--- THE EXERCISE ---
The data below needs to be returned exactly, line for line.

Some records:
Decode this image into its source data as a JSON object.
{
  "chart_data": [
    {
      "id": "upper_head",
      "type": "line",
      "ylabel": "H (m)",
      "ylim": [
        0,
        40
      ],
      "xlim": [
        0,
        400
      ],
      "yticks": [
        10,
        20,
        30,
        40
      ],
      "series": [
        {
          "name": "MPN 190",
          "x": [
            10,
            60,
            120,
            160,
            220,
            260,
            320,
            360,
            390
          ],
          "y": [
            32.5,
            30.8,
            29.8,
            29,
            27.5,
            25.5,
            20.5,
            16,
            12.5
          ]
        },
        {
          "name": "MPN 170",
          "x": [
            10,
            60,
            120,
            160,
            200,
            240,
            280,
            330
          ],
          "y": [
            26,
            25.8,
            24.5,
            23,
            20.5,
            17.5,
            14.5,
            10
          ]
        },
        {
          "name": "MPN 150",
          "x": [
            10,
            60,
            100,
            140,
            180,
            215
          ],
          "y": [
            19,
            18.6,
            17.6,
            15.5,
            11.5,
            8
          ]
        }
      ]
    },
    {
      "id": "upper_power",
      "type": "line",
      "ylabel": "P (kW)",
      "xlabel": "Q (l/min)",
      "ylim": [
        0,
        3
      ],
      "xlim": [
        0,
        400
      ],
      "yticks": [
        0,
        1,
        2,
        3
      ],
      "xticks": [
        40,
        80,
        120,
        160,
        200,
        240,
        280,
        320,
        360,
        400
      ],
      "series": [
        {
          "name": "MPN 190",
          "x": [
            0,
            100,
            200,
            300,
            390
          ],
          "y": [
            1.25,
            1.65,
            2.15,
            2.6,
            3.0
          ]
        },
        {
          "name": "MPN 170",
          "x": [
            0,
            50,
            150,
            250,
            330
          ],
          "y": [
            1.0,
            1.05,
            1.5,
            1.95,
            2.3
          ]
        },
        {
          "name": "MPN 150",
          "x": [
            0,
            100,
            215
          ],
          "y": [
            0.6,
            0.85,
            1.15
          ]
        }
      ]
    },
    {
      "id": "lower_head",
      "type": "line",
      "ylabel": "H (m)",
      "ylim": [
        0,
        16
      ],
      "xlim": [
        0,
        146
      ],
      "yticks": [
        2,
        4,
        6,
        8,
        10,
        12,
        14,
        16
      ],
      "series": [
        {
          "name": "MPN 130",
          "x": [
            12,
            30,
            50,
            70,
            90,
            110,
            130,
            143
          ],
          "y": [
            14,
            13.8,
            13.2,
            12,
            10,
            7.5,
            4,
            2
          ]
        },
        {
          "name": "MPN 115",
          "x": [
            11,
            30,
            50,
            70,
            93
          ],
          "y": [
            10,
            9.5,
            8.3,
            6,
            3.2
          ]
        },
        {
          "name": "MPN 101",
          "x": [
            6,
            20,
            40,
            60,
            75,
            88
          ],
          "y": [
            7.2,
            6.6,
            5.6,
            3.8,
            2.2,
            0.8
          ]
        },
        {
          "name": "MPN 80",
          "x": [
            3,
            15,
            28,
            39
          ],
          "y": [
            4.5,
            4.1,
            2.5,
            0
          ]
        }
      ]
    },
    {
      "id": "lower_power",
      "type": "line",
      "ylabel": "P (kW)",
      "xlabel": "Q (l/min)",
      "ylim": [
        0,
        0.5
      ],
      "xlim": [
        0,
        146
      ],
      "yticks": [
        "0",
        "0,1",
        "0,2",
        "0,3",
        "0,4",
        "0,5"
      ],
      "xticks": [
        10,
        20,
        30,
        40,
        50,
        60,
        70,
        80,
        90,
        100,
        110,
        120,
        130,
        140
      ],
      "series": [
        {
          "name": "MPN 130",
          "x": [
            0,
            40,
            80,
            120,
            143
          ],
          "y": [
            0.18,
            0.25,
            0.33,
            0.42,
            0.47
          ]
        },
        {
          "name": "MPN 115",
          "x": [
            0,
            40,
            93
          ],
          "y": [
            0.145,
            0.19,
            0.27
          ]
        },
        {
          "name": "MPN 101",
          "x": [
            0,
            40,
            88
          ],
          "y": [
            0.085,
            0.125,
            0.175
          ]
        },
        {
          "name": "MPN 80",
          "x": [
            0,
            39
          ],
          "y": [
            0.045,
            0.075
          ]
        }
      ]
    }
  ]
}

--- RESPONSE TO THE EXERCISE ---
Decode this image into its source data as a JSON object.
{
  "chart_data": [
    {
      "id": "upper_head",
      "type": "line",
      "ylabel": "H (m)",
      "ylim": [
        0,
        40
      ],
      "xlim": [
        0,
        400
      ],
      "yticks": [
        10,
        20,
        30,
        40
      ],
      "series": [
        {
          "name": "MPN 190",
          "x": [
            10,
            60,
            120,
            160,
            220,
            260,
            320,
            360,
            390
          ],
          "y": [
            32.5,
            30.8,
            29.8,
            29,
            27.5,
            25.5,
            20.5,
            16,
            12.5
          ]
        },
        {
          "name": "MPN 170",
          "x": [
            10,
            60,
            120,
            160,
            200,
            240,
            280,
            330
          ],
          "y": [
            26,
            25.8,
            24.5,
            23,
            20.5,
            17.5,
            14.5,
            10
          ]
        },
        {
          "name": "MPN 150",
          "x": [
            10,
            60,
            100,
            140,
            180,
            215
          ],
          "y": [
            19,
            18.6,
            17.6,
            15.5,
            11.5,
            8
          ]
        }
      ]
    },
    {
      "id": "upper_power",
      "type": "line",
      "ylabel": "P (kW)",
      "xlabel": "Q (l/min)",
      "ylim": [
        0,
        3
      ],
      "xlim": [
        0,
        400
      ],
      "yticks": [
        0,
        1,
        2,
        3
      ],
      "xticks": [
        40,
        80,
        120,
        160,
        200,
        240,
        280,
        320,
        360,
        400
      ],
      "series": [
        {
          "name": "MPN 190",
          "x": [
            0,
            100,
            200,
            300,
            390
          ],
          "y": [
            1.25,
            1.65,
            2.15,
            2.6,
            3.0
          ]
        },
        {
          "name": "MPN 170",
          "x": [
            0,
            50,
            150,
            250,
            330
          ],
          "y": [
            1.0,
            1.05,
            1.5,
            1.95,
            2.3
          ]
        },
        {
          "name": "MPN 150",
          "x": [
            0,
            100,
            215
          ],
          "y": [
            0.6,
            0.85,
            1.15
          ]
        }
      ]
    },
    {
      "id": "lower_head",
      "type": "line",
      "ylabel": "H (m)",
      "ylim": [
        0,
        16
      ],
      "xlim": [
        0,
        146
      ],
      "yticks": [
        2,
        4,
        6,
        8,
        10,
        12,
        14,
        16
      ],
      "series": [
        {
          "name": "MPN 130",
          "x": [
            12,
            30,
            50,
            70,
            90,
            110,
            130,
            143
          ],
          "y": [
            14,
            13.8,
            13.2,
            12,
            10,
            7.5,
            4,
            2
          ]
        },
        {
          "name": "MPN 115",
          "x": [
            11,
            30,
            50,
            70,
            93
          ],
          "y": [
            10,
            9.5,
            8.3,
            6,
            3.2
          ]
        },
        {
          "name": "MPN 101",
          "x": [
            6,
            20,
            40,
            60,
            75,
            88
          ],
          "y": [
            7.2,
            6.6,
            5.6,
            3.8,
            2.2,
            0.8
          ]
        },
        {
          "name": "MPN 80",
          "x": [
            3,
            15,
            28,
            39
          ],
          "y": [
            4.5,
            4.1,
            2.5,
            0
          ]
        }
      ]
    },
    {
      "id": "lower_power",
      "type": "line",
      "ylabel": "P (kW)",
      "xlabel": "Q (l/min)",
      "ylim": [
        0,
        0.5
      ],
      "xlim": [
        0,
        146
      ],
      "yticks": [
        "0",
        "0,1",
        "0,2",
        "0,3",
        "0,4",
        "0,5"
      ],
      "xticks": [
        10,
        20,
        30,
        40,
        50,
        60,
        70,
        80,
        90,
        100,
        110,
        120,
        130,
        140
      ],
      "series": [
        {
          "name": "MPN 130",
          "x": [
            0,
            40,
            80,
            120,
            143
          ],
          "y": [
            0.18,
            0.25,
            0.33,
            0.42,
            0.47
          ]
        },
        {
          "name": "MPN 115",
          "x": [
            0,
            40,
            93
          ],
          "y": [
            0.145,
            0.19,
            0.27
          ]
        },
        {
          "name": "MPN 101",
          "x": [
            0,
            40,
            88
          ],
          "y": [
            0.085,
            0.125,
            0.175
          ]
        },
        {
          "name": "MPN 80",
          "x": [
            0,
            39
          ],
          "y": [
            0.045,
            0.075
          ]
        }
      ]
    }
  ]
}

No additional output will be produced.